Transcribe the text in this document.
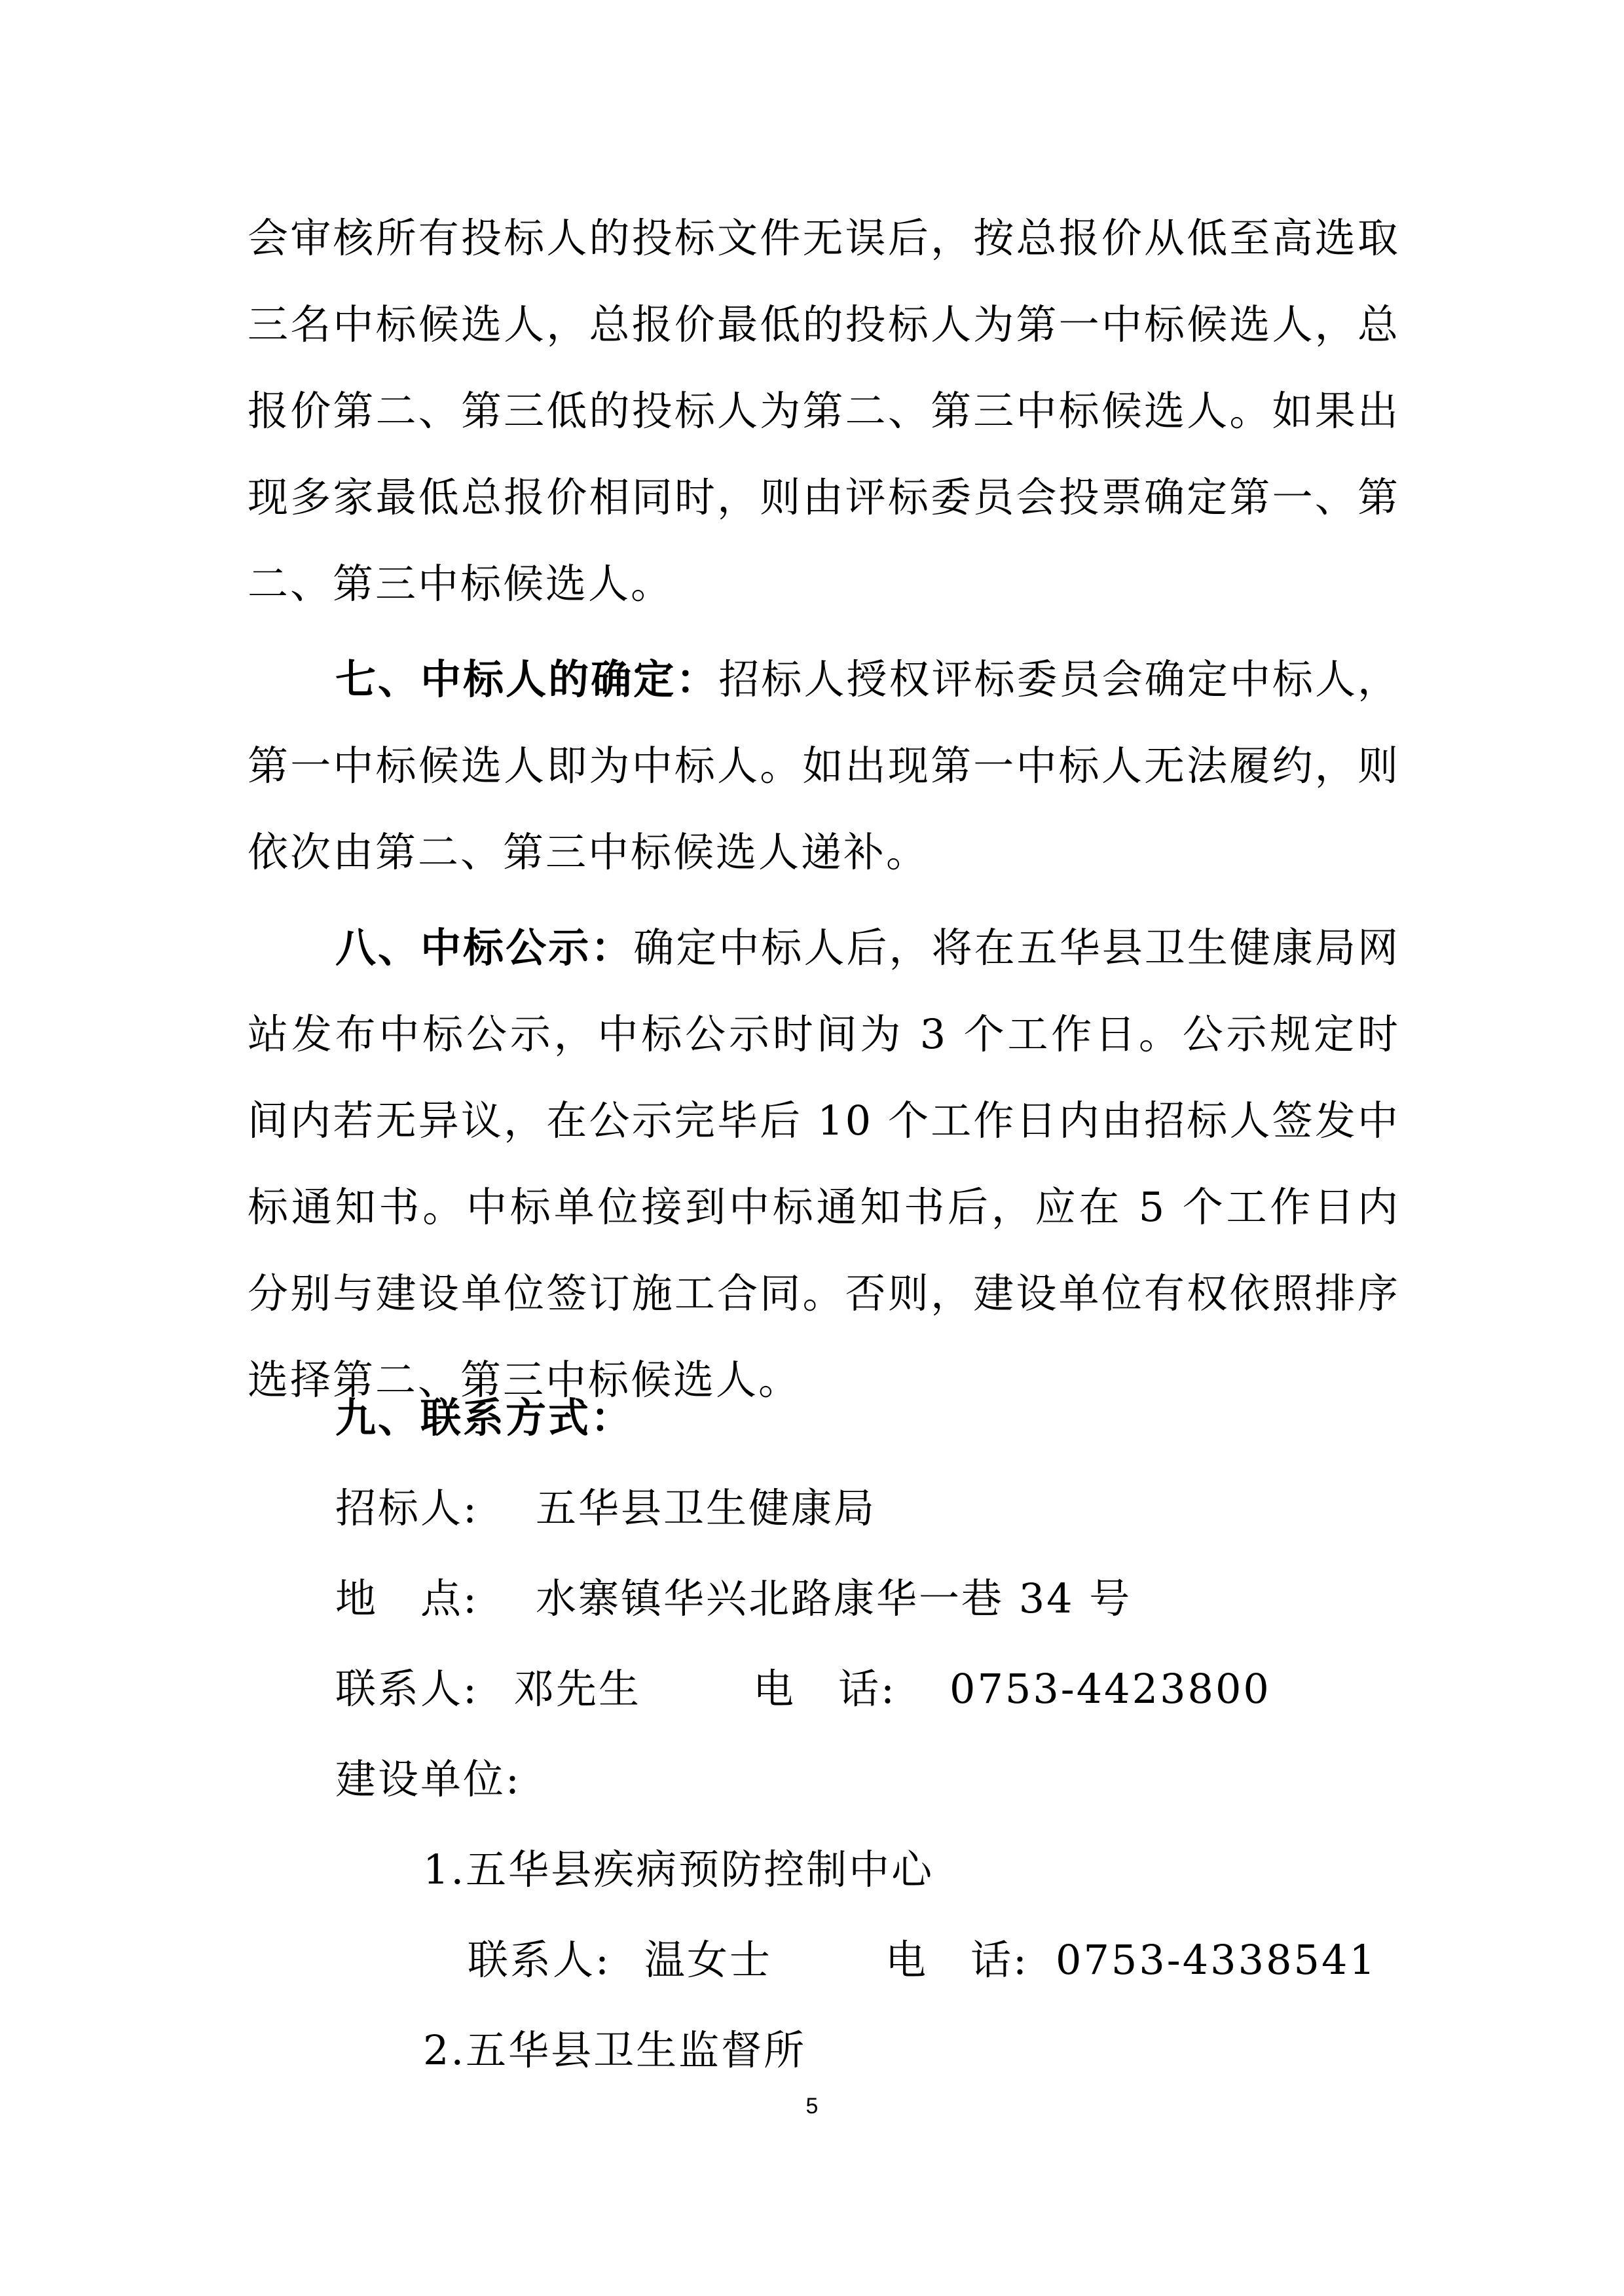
会审核所有投标人的投标文件无误后，按总报价从低至高选取三名中标候选人，总报价最低的投标人为第一中标候选人，总报价第二、第三低的投标人为第二、第三中标候选人。如果出现多家最低总报价相同时，则由评标委员会投票确定第一、第二、第三中标候选人。

七、中标人的确定：招标人授权评标委员会确定中标人，第一中标候选人即为中标人。如出现第一中标人无法履约，则依次由第二、第三中标候选人递补。

八、中标公示：确定中标人后，将在五华县卫生健康局网站发布中标公示，中标公示时间为 3 个工作日。公示规定时间内若无异议，在公示完毕后 10 个工作日内由招标人签发中标通知书。中标单位接到中标通知书后，应在 5 个工作日内分别与建设单位签订施工合同。否则，建设单位有权依照排序选择第二、第三中标候选人。

九、联系方式：
招标人: 五华县卫生健康局
地　点: 水寨镇华兴北路康华一巷 34 号
联系人: 邓先生	电　话: 0753-4423800
建设单位:
1.五华县疾病预防控制中心
联系人: 温女士	电　话: 0753-4338541
2.五华县卫生监督所
5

+-------+

Description of the task:
Without including any pictures, print all of the material exactly as given.

Response to this exercise:
Transcribe the text in this document.
会审核所有投标人的投标文件无误后，按总报价从低至高选取三名中标候选人，总报价最低的投标人为第一中标候选人，总报价第二、第三低的投标人为第二、第三中标候选人。如果出现多家最低总报价相同时，则由评标委员会投票确定第一、第二、第三中标候选人。

七、中标人的确定：招标人授权评标委员会确定中标人，第一中标候选人即为中标人。如出现第一中标人无法履约，则依次由第二、第三中标候选人递补。

八、中标公示：确定中标人后，将在五华县卫生健康局网站发布中标公示，中标公示时间为 3 个工作日。公示规定时间内若无异议，在公示完毕后 10 个工作日内由招标人签发中标通知书。中标单位接到中标通知书后，应在 5 个工作日内分别与建设单位签订施工合同。否则，建设单位有权依照排序选择第二、第三中标候选人。

九、联系方式：
招标人: 五华县卫生健康局
地　点: 水寨镇华兴北路康华一巷 34 号
联系人: 邓先生	电　话: 0753-4423800
建设单位:
1.五华县疾病预防控制中心
联系人: 温女士	电　话: 0753-4338541
2.五华县卫生监督所
5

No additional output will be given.